▸ Structured figure records
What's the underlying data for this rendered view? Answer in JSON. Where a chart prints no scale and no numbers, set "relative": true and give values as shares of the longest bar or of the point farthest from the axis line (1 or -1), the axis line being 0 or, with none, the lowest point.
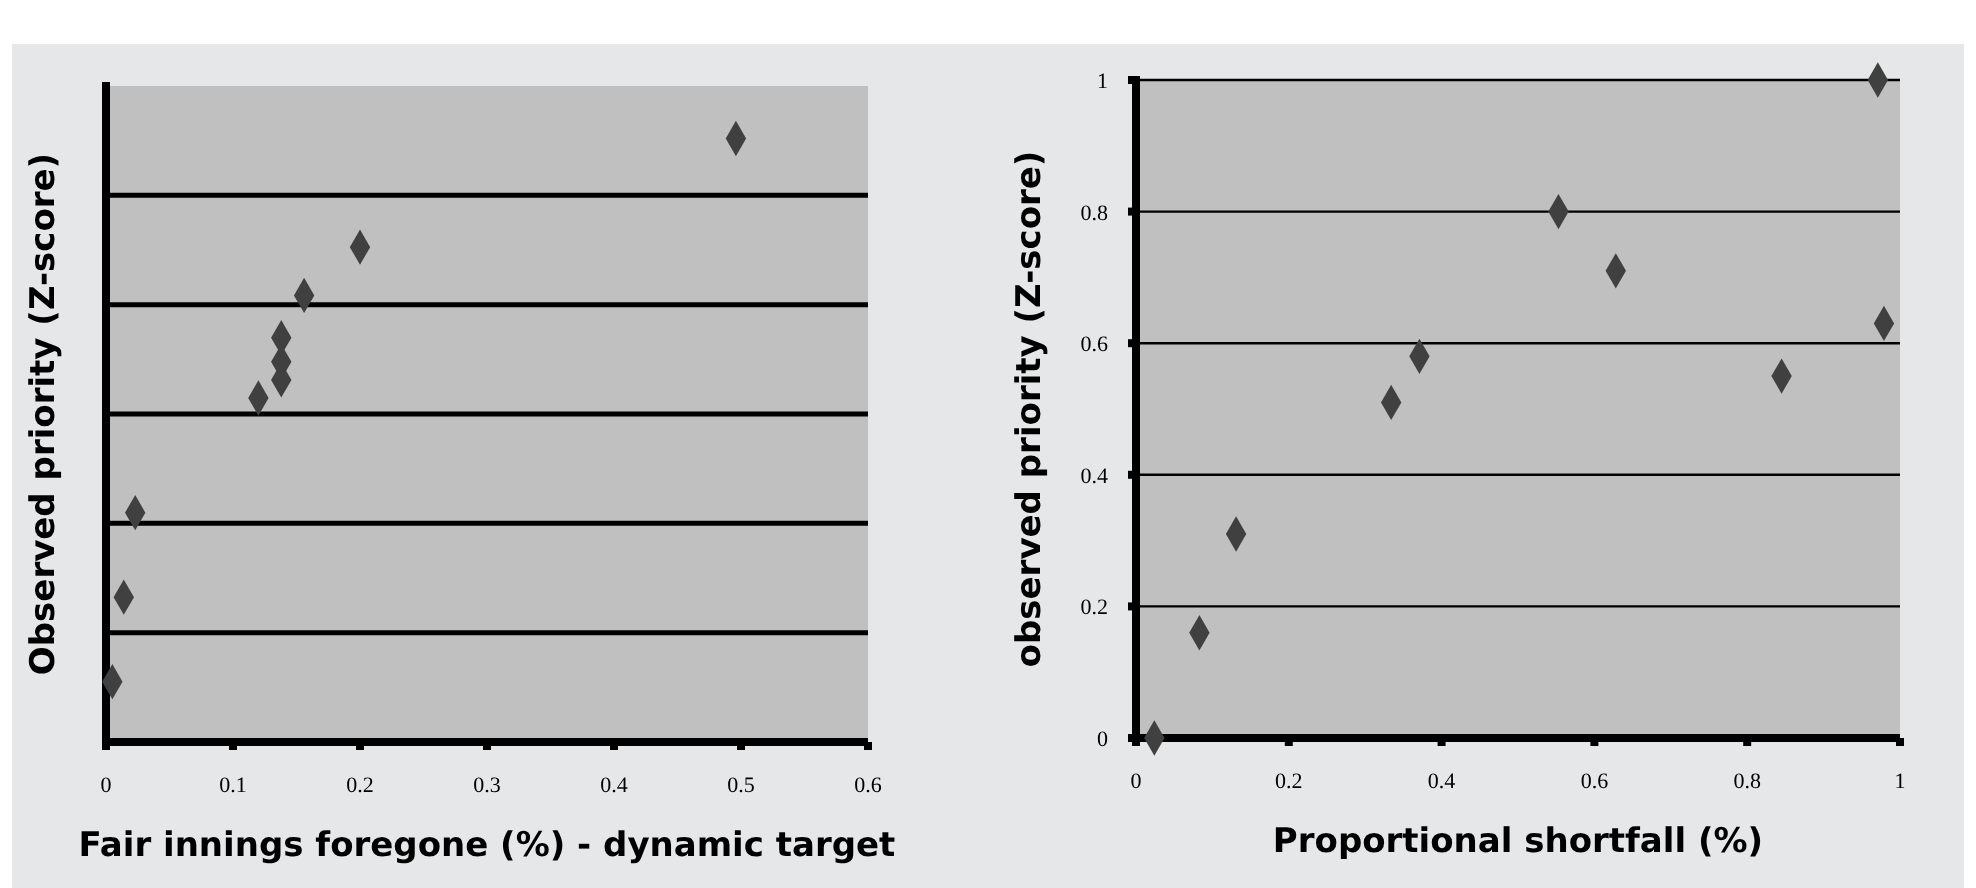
{
  "chart_data": [
    {
      "type": "scatter",
      "xlabel": "Fair innings foregone (%) - dynamic target",
      "ylabel": "Observed priority (Z-score)",
      "relative": true,
      "grid": "y",
      "marker": "diamond",
      "tick_labels": "x",
      "xlim": [
        0,
        0.6
      ],
      "xticks": [
        0,
        0.1,
        0.2,
        0.3,
        0.4,
        0.5,
        0.6
      ],
      "series": [
        {
          "color": "#404040",
          "x": [
            0.496,
            0.2,
            0.156,
            0.138,
            0.138,
            0.138,
            0.12,
            0.023,
            0.014,
            0.005
          ],
          "values": [
            1,
            0.82,
            0.74,
            0.67,
            0.63,
            0.6,
            0.57,
            0.38,
            0.24,
            0.1
          ]
        }
      ]
    },
    {
      "type": "scatter",
      "xlabel": "Proportional shortfall (%)",
      "ylabel": "observed priority (Z-score)",
      "grid": "y",
      "marker": "diamond",
      "xlim": [
        0,
        1
      ],
      "xticks": [
        0,
        0.2,
        0.4,
        0.6,
        0.8,
        1
      ],
      "ylim": [
        0,
        1
      ],
      "yticks": [
        0,
        0.2,
        0.4,
        0.6,
        0.8,
        1
      ],
      "series": [
        {
          "color": "#404040",
          "x": [
            0.024,
            0.083,
            0.131,
            0.334,
            0.371,
            0.553,
            0.628,
            0.845,
            0.971,
            0.979
          ],
          "values": [
            0,
            0.16,
            0.31,
            0.51,
            0.58,
            0.8,
            0.71,
            0.55,
            1,
            0.63
          ]
        }
      ]
    }
  ]
}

▸ Exercise aim
Restate the whole of the material word for word without the pictures.

▸ The response
What's the underlying data for this rendered view? Answer in JSON. Where a chart prints no scale and no numbers, set "relative": true and give values as shares of the longest bar or of the point farthest from the axis line (1 or -1), the axis line being 0 or, with none, the lowest point.
{
  "chart_data": [
    {
      "type": "scatter",
      "xlabel": "Fair innings foregone (%) - dynamic target",
      "ylabel": "Observed priority (Z-score)",
      "relative": true,
      "grid": "y",
      "marker": "diamond",
      "tick_labels": "x",
      "xlim": [
        0,
        0.6
      ],
      "xticks": [
        0,
        0.1,
        0.2,
        0.3,
        0.4,
        0.5,
        0.6
      ],
      "series": [
        {
          "color": "#404040",
          "x": [
            0.496,
            0.2,
            0.156,
            0.138,
            0.138,
            0.138,
            0.12,
            0.023,
            0.014,
            0.005
          ],
          "values": [
            1,
            0.82,
            0.74,
            0.67,
            0.63,
            0.6,
            0.57,
            0.38,
            0.24,
            0.1
          ]
        }
      ]
    },
    {
      "type": "scatter",
      "xlabel": "Proportional shortfall (%)",
      "ylabel": "observed priority (Z-score)",
      "grid": "y",
      "marker": "diamond",
      "xlim": [
        0,
        1
      ],
      "xticks": [
        0,
        0.2,
        0.4,
        0.6,
        0.8,
        1
      ],
      "ylim": [
        0,
        1
      ],
      "yticks": [
        0,
        0.2,
        0.4,
        0.6,
        0.8,
        1
      ],
      "series": [
        {
          "color": "#404040",
          "x": [
            0.024,
            0.083,
            0.131,
            0.334,
            0.371,
            0.553,
            0.628,
            0.845,
            0.971,
            0.979
          ],
          "values": [
            0,
            0.16,
            0.31,
            0.51,
            0.58,
            0.8,
            0.71,
            0.55,
            1,
            0.63
          ]
        }
      ]
    }
  ]
}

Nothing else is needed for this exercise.